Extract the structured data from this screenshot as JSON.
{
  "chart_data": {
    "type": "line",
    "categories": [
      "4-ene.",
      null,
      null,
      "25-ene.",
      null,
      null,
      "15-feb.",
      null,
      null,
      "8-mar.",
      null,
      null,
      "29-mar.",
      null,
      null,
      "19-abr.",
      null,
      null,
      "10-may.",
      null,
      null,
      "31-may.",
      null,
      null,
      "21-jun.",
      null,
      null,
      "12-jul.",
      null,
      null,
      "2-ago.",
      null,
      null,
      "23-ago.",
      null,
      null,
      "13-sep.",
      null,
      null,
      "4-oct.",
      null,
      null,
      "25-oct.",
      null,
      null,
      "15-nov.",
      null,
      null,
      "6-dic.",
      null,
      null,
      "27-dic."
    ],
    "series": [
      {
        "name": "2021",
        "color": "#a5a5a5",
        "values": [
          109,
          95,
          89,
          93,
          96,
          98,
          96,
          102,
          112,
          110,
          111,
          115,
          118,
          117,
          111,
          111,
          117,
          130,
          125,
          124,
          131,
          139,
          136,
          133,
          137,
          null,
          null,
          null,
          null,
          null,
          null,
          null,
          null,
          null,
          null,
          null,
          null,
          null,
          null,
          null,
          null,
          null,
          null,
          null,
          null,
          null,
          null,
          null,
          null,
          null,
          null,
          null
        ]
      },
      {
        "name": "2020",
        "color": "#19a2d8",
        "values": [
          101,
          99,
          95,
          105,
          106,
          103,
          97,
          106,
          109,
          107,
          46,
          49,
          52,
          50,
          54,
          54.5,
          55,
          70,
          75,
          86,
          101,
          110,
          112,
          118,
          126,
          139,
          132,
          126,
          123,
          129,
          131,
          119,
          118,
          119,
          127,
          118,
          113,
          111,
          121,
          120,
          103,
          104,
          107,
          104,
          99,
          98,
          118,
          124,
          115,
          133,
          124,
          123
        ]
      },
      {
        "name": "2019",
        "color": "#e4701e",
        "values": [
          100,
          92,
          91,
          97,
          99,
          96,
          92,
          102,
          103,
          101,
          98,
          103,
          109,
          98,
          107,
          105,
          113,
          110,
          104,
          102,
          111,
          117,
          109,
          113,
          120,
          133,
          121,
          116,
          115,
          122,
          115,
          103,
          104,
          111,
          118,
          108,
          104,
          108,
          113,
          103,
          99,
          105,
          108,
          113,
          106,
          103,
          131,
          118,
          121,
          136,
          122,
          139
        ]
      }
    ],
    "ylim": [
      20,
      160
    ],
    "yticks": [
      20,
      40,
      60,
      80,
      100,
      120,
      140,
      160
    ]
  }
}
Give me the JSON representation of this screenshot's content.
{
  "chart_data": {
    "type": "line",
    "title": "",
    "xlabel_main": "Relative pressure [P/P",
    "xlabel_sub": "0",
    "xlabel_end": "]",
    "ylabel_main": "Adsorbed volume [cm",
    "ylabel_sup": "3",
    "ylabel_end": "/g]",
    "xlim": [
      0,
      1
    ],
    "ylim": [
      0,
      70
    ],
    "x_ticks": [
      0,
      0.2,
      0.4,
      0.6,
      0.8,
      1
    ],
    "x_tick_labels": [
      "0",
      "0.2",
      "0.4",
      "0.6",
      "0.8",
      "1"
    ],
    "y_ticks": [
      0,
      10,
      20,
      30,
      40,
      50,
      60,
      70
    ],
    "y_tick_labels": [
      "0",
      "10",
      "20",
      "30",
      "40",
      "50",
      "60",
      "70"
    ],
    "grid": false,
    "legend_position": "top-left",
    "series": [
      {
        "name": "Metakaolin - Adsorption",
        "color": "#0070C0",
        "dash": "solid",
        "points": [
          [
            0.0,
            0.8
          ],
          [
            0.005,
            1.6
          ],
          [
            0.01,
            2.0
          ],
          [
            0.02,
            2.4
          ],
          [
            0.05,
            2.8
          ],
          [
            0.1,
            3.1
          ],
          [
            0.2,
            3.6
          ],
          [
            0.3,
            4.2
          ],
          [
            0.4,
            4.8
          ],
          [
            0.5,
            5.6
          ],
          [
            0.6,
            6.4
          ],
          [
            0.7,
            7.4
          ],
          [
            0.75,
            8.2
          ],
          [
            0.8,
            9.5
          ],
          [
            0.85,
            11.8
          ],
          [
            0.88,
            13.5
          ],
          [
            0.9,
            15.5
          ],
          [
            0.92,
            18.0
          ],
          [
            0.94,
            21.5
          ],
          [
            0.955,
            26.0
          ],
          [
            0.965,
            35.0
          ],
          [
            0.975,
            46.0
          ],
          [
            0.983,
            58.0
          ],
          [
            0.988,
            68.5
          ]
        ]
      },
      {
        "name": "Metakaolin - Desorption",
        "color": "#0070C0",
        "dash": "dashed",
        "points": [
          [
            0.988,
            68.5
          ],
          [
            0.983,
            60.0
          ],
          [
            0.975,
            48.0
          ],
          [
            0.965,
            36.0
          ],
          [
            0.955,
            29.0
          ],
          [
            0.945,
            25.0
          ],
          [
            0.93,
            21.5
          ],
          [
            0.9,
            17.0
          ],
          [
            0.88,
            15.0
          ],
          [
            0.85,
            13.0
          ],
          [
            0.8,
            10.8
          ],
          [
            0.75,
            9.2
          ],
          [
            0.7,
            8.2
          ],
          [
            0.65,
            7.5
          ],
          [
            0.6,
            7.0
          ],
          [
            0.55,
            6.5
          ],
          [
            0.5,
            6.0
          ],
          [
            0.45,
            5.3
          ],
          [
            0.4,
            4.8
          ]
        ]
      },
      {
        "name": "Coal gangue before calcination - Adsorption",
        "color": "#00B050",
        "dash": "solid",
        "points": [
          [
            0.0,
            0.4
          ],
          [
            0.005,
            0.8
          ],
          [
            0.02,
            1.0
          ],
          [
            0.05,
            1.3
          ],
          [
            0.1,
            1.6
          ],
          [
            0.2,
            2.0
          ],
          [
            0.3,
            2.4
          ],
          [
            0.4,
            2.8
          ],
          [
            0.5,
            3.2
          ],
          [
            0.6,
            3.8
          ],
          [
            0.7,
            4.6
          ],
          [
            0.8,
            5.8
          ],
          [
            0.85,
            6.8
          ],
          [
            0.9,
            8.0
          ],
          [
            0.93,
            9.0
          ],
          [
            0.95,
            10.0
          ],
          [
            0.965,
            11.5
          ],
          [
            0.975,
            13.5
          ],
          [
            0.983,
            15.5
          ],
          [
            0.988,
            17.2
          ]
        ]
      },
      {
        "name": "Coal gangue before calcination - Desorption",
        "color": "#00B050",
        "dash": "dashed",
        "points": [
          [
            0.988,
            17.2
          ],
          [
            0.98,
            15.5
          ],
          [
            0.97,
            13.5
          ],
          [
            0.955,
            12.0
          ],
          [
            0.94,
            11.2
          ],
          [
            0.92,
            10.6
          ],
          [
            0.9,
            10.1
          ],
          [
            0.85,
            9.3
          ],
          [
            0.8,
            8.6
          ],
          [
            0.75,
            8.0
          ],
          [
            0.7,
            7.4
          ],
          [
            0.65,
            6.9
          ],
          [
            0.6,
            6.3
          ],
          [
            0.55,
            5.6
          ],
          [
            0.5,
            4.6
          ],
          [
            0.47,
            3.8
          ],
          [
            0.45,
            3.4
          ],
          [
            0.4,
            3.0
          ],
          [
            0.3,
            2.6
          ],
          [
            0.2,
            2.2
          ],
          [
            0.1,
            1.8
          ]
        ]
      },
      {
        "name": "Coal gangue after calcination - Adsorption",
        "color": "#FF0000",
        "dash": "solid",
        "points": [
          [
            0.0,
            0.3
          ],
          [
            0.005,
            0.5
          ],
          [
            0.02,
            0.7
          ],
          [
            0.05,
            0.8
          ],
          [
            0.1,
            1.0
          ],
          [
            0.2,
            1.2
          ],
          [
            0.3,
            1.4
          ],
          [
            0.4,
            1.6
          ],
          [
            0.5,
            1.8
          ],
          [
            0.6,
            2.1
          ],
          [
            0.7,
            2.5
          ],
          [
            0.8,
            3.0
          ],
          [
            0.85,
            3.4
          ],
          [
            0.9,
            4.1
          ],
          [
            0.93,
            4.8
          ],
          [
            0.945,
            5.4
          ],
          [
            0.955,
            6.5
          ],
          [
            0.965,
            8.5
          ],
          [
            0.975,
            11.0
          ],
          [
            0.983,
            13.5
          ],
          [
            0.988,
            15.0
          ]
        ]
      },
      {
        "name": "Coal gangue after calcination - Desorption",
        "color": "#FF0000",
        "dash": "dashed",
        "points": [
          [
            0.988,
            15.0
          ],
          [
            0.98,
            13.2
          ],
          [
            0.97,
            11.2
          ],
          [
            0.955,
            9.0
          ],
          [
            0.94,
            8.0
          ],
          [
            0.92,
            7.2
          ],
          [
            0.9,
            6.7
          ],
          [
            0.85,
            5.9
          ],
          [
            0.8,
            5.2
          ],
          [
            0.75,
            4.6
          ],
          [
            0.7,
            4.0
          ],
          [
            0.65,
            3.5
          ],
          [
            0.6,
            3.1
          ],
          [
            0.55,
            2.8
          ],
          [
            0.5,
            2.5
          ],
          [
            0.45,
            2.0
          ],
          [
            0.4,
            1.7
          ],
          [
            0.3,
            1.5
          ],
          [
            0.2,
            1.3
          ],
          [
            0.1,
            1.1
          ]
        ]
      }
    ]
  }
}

::::::

Using the records above, select and copy every line that has the word "Desorption".

**Result for this task:**
        "name": "Metakaolin - Desorption",
        "name": "Coal gangue before calcination - Desorption",
        "name": "Coal gangue after calcination - Desorption",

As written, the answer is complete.